──────── RECORDS SHOWN

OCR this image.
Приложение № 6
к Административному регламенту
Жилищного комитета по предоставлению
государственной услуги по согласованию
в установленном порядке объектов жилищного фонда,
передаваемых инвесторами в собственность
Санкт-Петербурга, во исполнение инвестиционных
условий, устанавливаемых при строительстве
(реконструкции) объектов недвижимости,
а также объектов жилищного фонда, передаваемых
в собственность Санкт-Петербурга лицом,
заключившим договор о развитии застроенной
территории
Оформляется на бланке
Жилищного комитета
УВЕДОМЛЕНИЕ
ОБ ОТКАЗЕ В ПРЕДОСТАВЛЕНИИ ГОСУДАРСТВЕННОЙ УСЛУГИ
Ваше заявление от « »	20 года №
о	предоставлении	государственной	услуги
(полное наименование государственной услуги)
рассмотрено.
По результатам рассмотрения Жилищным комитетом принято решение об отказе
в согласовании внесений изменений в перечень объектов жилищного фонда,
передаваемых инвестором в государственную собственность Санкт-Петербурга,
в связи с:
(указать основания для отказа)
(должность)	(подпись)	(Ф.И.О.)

────────────────

#### [AIM OF THE TASK]
Every entry above needs to be quoted exactly.

#### [WRITTEN RESPONSE]
OCR this image.
Приложение № 6
к Административному регламенту
Жилищного комитета по предоставлению
государственной услуги по согласованию
в установленном порядке объектов жилищного фонда,
передаваемых инвесторами в собственность
Санкт-Петербурга, во исполнение инвестиционных
условий, устанавливаемых при строительстве
(реконструкции) объектов недвижимости,
а также объектов жилищного фонда, передаваемых
в собственность Санкт-Петербурга лицом,
заключившим договор о развитии застроенной
территории
Оформляется на бланке
Жилищного комитета
УВЕДОМЛЕНИЕ
ОБ ОТКАЗЕ В ПРЕДОСТАВЛЕНИИ ГОСУДАРСТВЕННОЙ УСЛУГИ
Ваше заявление от « »	20 года №
о	предоставлении	государственной	услуги
(полное наименование государственной услуги)
рассмотрено.
По результатам рассмотрения Жилищным комитетом принято решение об отказе
в согласовании внесений изменений в перечень объектов жилищного фонда,
передаваемых инвестором в государственную собственность Санкт-Петербурга,
в связи с:
(указать основания для отказа)
(должность)	(подпись)	(Ф.И.О.)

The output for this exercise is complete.